» **Data supplied**:
########

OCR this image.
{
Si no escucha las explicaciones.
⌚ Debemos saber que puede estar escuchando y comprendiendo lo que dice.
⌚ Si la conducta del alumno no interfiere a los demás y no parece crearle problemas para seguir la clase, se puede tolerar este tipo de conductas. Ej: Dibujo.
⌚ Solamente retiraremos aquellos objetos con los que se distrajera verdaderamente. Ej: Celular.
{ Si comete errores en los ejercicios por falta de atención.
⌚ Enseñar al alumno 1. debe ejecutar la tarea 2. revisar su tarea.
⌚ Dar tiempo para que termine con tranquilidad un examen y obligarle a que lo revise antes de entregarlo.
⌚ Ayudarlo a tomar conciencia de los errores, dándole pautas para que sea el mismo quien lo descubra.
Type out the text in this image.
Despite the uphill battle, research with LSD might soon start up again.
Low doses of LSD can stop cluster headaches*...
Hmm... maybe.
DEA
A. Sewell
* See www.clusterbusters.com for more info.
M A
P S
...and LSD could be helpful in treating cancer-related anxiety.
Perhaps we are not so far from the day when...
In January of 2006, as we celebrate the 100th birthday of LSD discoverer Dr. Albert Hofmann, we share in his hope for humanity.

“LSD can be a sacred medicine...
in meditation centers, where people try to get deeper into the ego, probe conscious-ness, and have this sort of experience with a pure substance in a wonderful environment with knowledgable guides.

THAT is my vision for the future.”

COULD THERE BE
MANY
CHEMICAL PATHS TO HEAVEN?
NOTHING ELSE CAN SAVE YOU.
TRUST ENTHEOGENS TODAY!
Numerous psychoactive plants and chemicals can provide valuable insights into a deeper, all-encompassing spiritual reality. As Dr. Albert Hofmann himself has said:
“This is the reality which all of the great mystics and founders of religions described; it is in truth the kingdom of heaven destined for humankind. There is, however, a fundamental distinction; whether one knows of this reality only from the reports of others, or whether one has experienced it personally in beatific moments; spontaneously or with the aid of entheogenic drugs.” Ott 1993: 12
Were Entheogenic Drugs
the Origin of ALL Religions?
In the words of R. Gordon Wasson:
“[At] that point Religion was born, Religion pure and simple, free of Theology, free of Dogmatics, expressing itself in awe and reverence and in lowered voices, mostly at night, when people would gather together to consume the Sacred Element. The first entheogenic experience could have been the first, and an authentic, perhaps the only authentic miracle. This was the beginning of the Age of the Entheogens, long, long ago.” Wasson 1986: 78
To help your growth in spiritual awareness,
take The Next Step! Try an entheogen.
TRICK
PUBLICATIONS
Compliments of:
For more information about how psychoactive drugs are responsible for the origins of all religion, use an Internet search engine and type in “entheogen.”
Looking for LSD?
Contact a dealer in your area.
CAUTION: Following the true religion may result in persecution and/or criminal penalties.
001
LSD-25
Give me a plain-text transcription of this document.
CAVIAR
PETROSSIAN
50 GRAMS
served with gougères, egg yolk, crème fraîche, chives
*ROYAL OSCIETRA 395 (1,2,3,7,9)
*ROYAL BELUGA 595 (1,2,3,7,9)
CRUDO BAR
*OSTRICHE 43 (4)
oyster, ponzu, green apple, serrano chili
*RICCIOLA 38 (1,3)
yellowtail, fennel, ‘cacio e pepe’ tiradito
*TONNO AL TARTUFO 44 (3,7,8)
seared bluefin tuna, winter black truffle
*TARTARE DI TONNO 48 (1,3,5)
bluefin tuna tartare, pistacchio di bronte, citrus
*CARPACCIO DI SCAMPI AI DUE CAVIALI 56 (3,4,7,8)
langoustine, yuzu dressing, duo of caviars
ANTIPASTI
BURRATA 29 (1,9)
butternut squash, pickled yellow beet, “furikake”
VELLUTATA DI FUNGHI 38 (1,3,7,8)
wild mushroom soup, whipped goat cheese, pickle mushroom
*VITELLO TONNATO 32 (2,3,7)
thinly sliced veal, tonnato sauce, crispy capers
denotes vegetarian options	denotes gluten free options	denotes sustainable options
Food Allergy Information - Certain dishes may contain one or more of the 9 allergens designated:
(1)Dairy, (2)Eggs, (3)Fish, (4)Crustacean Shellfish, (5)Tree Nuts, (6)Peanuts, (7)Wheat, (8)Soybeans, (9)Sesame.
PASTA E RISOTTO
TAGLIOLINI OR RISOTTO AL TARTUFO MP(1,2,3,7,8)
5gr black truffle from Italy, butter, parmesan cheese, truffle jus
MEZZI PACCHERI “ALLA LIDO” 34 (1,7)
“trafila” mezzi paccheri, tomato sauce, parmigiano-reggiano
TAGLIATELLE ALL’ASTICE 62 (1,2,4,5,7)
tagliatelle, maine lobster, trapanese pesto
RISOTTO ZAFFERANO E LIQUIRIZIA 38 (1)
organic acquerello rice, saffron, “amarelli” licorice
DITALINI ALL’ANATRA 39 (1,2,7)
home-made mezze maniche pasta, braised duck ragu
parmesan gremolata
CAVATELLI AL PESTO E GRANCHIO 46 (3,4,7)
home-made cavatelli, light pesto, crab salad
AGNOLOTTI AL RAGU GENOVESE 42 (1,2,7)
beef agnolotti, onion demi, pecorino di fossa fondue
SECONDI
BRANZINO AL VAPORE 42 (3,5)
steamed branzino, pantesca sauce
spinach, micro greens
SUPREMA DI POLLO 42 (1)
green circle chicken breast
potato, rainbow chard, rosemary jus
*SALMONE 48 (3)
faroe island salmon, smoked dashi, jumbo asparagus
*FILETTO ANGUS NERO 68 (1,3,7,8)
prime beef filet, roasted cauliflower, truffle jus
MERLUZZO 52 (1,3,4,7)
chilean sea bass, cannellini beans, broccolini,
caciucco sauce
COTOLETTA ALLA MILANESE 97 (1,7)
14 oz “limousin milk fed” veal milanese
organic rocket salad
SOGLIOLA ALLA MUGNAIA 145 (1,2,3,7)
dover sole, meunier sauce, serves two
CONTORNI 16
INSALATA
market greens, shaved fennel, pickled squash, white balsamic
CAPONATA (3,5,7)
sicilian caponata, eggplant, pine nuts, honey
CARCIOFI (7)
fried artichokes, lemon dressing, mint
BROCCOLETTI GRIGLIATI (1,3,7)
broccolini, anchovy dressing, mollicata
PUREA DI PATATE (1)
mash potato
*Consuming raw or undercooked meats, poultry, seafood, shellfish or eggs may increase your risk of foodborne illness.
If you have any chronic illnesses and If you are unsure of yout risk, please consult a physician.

########

» **Directive**:
Scan the records for the string "fennel". Copy each line in which it appears.

» **Solution to the problem**:
yellowtail, fennel, ‘cacio e pepe’ tiradito
market greens, shaved fennel, pickled squash, white balsamic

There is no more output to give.